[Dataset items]
----------
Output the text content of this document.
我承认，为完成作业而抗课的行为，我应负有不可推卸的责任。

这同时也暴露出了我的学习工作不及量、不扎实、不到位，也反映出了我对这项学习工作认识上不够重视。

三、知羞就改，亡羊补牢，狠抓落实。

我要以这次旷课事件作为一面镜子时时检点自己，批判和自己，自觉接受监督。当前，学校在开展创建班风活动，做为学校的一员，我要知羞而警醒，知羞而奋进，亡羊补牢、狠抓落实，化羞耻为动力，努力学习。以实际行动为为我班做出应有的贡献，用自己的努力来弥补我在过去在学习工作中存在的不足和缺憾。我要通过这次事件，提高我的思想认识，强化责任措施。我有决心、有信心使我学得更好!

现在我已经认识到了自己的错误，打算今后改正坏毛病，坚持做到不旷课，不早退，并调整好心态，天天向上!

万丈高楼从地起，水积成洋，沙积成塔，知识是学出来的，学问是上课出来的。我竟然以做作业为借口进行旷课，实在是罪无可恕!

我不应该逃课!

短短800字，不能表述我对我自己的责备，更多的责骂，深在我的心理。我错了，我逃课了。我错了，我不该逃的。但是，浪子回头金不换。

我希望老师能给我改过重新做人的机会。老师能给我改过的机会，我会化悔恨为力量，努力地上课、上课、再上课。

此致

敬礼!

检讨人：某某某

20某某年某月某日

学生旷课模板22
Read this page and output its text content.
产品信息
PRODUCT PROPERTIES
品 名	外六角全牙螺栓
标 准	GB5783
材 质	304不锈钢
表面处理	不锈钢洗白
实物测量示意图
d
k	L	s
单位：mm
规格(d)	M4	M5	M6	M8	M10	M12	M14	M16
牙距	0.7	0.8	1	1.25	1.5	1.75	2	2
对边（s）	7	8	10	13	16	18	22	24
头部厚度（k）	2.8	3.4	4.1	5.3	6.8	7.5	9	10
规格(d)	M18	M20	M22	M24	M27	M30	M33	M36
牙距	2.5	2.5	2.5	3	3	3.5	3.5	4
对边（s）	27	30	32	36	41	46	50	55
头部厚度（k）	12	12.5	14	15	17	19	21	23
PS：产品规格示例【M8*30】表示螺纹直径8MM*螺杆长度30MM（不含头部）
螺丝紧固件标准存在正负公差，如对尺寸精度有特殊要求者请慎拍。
----------
| TASK TO COMPLETE |
Exactly reproduce the lines from the one containing "Read this page and output its text content." through the end of the records, and only those lines.

| RESULT |
Read this page and output its text content.
产品信息
PRODUCT PROPERTIES
品 名	外六角全牙螺栓
标 准	GB5783
材 质	304不锈钢
表面处理	不锈钢洗白
实物测量示意图
d
k	L	s
单位：mm
规格(d)	M4	M5	M6	M8	M10	M12	M14	M16
牙距	0.7	0.8	1	1.25	1.5	1.75	2	2
对边（s）	7	8	10	13	16	18	22	24
头部厚度（k）	2.8	3.4	4.1	5.3	6.8	7.5	9	10
规格(d)	M18	M20	M22	M24	M27	M30	M33	M36
牙距	2.5	2.5	2.5	3	3	3.5	3.5	4
对边（s）	27	30	32	36	41	46	50	55
头部厚度（k）	12	12.5	14	15	17	19	21	23
PS：产品规格示例【M8*30】表示螺纹直径8MM*螺杆长度30MM（不含头部）
螺丝紧固件标准存在正负公差，如对尺寸精度有特殊要求者请慎拍。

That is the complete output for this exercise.